Short exercise 1 –
In the forum thread about mandolin activity near Oakland, Maine, which Freeport shop does Steven say works on mandolins?
Short exercise 2 –
In the records, copy out everything from the line containing "candle-body [158, 338, 161, 349]" down to the line containing "cloud-segment [353, 328, 359, 362]", both included.

[start Excerpted passage]

# General Mandolin Topics > Jams, Workshops, Camps, Places To Meet Others >  Oakland, Maine

## Baron Collins-Hill

does anyone know anything about mando related stuff going on near oakland maine? its right near augusta (the capital). any well mando-endowed stores around (bresideds buckdancers choice)?. any luthiers about (i already know about the phoenix shop) ? 

thanks for any help

----------


## Steven

I know the guys down at Frost Gully Violin in Freeport work on mandos,pretty nice place except it is real obvious they are more into fiddles than anything else,nothing wrong with that I suppose but I think they are missing the boat not carrying more mandos.I live just south of Augusta,its a mando wasteland for stores,cant wait for the pickin season to get going!

----------


## Baron Collins-Hill

do you ever go to the blistered fingers festival in sidney?

----------


## Steven

No not yet,I have a hard time getting away and cant make as many as I would like.Thomas Point for sure and Whites Beach,I'm gonna try my best to do more this year.

----------


## Mandobar

there is a shop in freeport, maine that has some gilchrist's and is selling eastmans. it is actually a violin repair shop. not sure of the name but i will look.

----------


## Michael Gowell

Hi Guys - I'm in Kittery Point and haven't gone to a festival yet - if I could make only one, what do you suggest?

[end Excerpted passage]
[start Data supplied]

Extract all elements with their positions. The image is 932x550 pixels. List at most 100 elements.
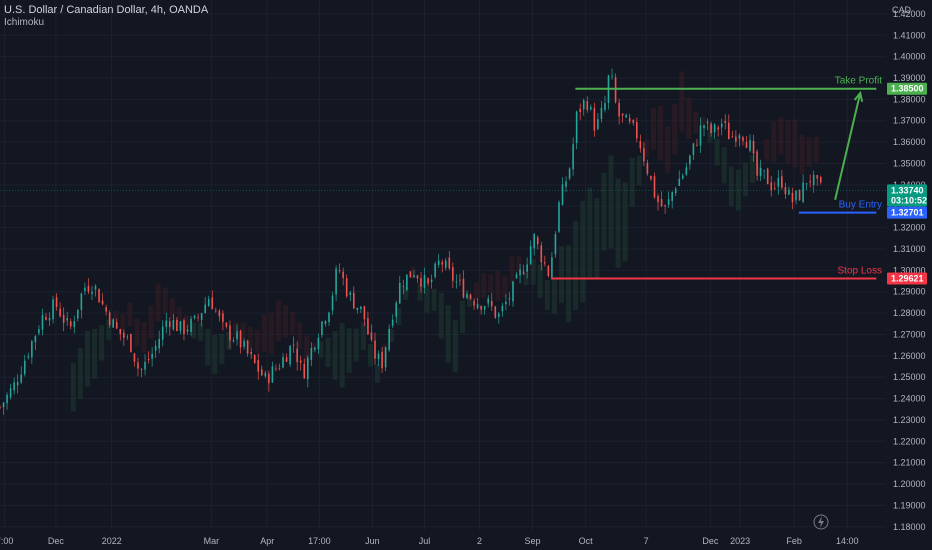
candle-body [158, 338, 161, 349]
cloud-segment [509, 256, 515, 284]
x-tick-label: Sep [525, 536, 541, 546]
candle-body [193, 315, 196, 319]
x-tick-label: Dec [48, 536, 65, 546]
candle-body [636, 122, 638, 139]
candle-body [788, 189, 790, 195]
candle-body [27, 356, 30, 358]
candle-body [140, 369, 143, 370]
cloud-segment [679, 71, 685, 132]
candle-body [720, 123, 723, 128]
candle-body [328, 312, 330, 323]
candle-body [819, 176, 822, 183]
current-price-tag-bg [887, 184, 927, 207]
cloud-segment [141, 322, 147, 353]
cloud-segment [778, 117, 784, 155]
candle-body [285, 357, 288, 362]
candle-body [766, 168, 769, 185]
candle-body [34, 335, 37, 343]
candle-body [66, 318, 69, 321]
candle-body [597, 119, 599, 130]
candle-body [724, 121, 727, 123]
candle-body [23, 360, 26, 375]
candle-body [540, 245, 543, 263]
candle-body [791, 192, 794, 203]
cloud-segment [580, 200, 586, 303]
y-tick-label: 1.36000 [893, 137, 926, 147]
cloud-segment [558, 246, 565, 303]
candle-body [59, 308, 61, 317]
time-axis[interactable]: 7:00 Dec 2022 Mar Apr 17:00 Jun Jul 2 Sep Oct 7 Dec 2… [0, 536, 858, 546]
currency-label: CAD [892, 5, 912, 15]
cloud-segment [566, 245, 572, 323]
cloud-segment [332, 331, 338, 380]
candle-body [565, 181, 567, 187]
candle-body [568, 168, 571, 179]
candle-body [101, 300, 104, 305]
candle-body [692, 143, 695, 155]
lightning-icon[interactable] [813, 514, 829, 530]
candle-body [809, 181, 811, 183]
candle-body [781, 176, 783, 188]
candle-body [575, 111, 578, 144]
cloud-segment [686, 97, 692, 139]
x-tick-label: 2023 [730, 536, 750, 546]
candle-body [717, 127, 719, 130]
cloud-segment [155, 283, 161, 321]
cloud-segment [474, 282, 480, 301]
candle-body [197, 317, 199, 318]
candle-body [805, 183, 808, 185]
x-tick-label: 7:00 [0, 536, 13, 546]
cloud-segment [431, 288, 437, 311]
cloud-segment [573, 220, 579, 311]
candle-body [685, 167, 688, 175]
x-tick-label: Jul [419, 536, 431, 546]
cloud-segment [367, 343, 373, 367]
candle-body [536, 237, 539, 245]
y-tick-label: 1.18000 [893, 522, 926, 532]
current-price-tag-text: 1.33740 [891, 185, 924, 195]
candle-body [551, 257, 553, 278]
cloud-segment [120, 313, 126, 331]
candle-body [108, 312, 111, 326]
cloud-segment [382, 343, 388, 363]
candle-body [381, 351, 383, 369]
candle-body [165, 320, 168, 327]
candle-body [352, 292, 355, 309]
cloud-segment [353, 328, 359, 362]
candle-body [183, 320, 185, 335]
y-tick-label: 1.40000 [893, 52, 926, 62]
candle-body [345, 278, 348, 297]
candle-body [678, 178, 681, 186]
take-profit-tag-text: 1.38500 [891, 84, 924, 94]
candle-body [759, 167, 762, 177]
cloud-segment [750, 155, 756, 184]
candle-body [639, 141, 642, 149]
x-tick-label: Oct [579, 536, 594, 546]
candle-body [745, 142, 748, 148]
candle-body [452, 267, 454, 281]
chart-title: U.S. Dollar / Canadian Dollar, 4h, OANDA [4, 4, 209, 16]
cloud-segment [176, 307, 182, 326]
stop-loss-label: Stop Loss [838, 265, 882, 276]
candle-body [62, 314, 65, 323]
cloud-segment [537, 264, 543, 298]
cloud-segment [481, 273, 487, 298]
countdown-text: 03:10:52 [891, 195, 927, 205]
cloud-segment [424, 287, 430, 313]
candle-body [94, 285, 97, 290]
candle-body [0, 406, 1, 408]
indicator-label[interactable]: Ichimoku [4, 17, 45, 28]
candle-body [395, 302, 398, 317]
candle-body [618, 102, 620, 117]
cloud-segment [622, 182, 628, 262]
candle-body [812, 174, 815, 186]
candle-body [413, 275, 415, 278]
candle-body [444, 260, 447, 268]
y-tick-label: 1.37000 [893, 116, 926, 126]
cloud-segment [283, 304, 289, 338]
candle-body [625, 114, 627, 118]
candle-body [533, 234, 536, 249]
cloud-segment [205, 328, 211, 366]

[end Data supplied]

Expected output 1 –
Frost Gully Violin

Expected output 2 –
candle-body [158, 338, 161, 349]
cloud-segment [509, 256, 515, 284]
x-tick-label: Sep [525, 536, 541, 546]
candle-body [193, 315, 196, 319]
x-tick-label: Dec [48, 536, 65, 546]
candle-body [636, 122, 638, 139]
candle-body [788, 189, 790, 195]
candle-body [27, 356, 30, 358]
candle-body [140, 369, 143, 370]
cloud-segment [679, 71, 685, 132]
candle-body [720, 123, 723, 128]
candle-body [328, 312, 330, 323]
candle-body [819, 176, 822, 183]
current-price-tag-bg [887, 184, 927, 207]
cloud-segment [141, 322, 147, 353]
cloud-segment [778, 117, 784, 155]
candle-body [285, 357, 288, 362]
candle-body [766, 168, 769, 185]
candle-body [34, 335, 37, 343]
candle-body [66, 318, 69, 321]
candle-body [597, 119, 599, 130]
candle-body [724, 121, 727, 123]
candle-body [23, 360, 26, 375]
candle-body [540, 245, 543, 263]
candle-body [791, 192, 794, 203]
cloud-segment [580, 200, 586, 303]
y-tick-label: 1.36000 [893, 137, 926, 147]
cloud-segment [558, 246, 565, 303]
candle-body [59, 308, 61, 317]
time-axis[interactable]: 7:00 Dec 2022 Mar Apr 17:00 Jun Jul 2 Sep Oct 7 Dec 2… [0, 536, 858, 546]
currency-label: CAD [892, 5, 912, 15]
cloud-segment [566, 245, 572, 323]
cloud-segment [332, 331, 338, 380]
candle-body [565, 181, 567, 187]
candle-body [568, 168, 571, 179]
candle-body [101, 300, 104, 305]
candle-body [692, 143, 695, 155]
lightning-icon[interactable] [813, 514, 829, 530]
candle-body [809, 181, 811, 183]
candle-body [781, 176, 783, 188]
candle-body [575, 111, 578, 144]
cloud-segment [686, 97, 692, 139]
x-tick-label: 2023 [730, 536, 750, 546]
candle-body [717, 127, 719, 130]
cloud-segment [155, 283, 161, 321]
cloud-segment [474, 282, 480, 301]
candle-body [197, 317, 199, 318]
candle-body [805, 183, 808, 185]
x-tick-label: 7:00 [0, 536, 13, 546]
cloud-segment [431, 288, 437, 311]
cloud-segment [573, 220, 579, 311]
candle-body [685, 167, 688, 175]
x-tick-label: Jul [419, 536, 431, 546]
cloud-segment [367, 343, 373, 367]
candle-body [536, 237, 539, 245]
y-tick-label: 1.18000 [893, 522, 926, 532]
current-price-tag-text: 1.33740 [891, 185, 924, 195]
candle-body [551, 257, 553, 278]
cloud-segment [120, 313, 126, 331]
candle-body [108, 312, 111, 326]
cloud-segment [382, 343, 388, 363]
candle-body [381, 351, 383, 369]
candle-body [165, 320, 168, 327]
candle-body [352, 292, 355, 309]
cloud-segment [353, 328, 359, 362]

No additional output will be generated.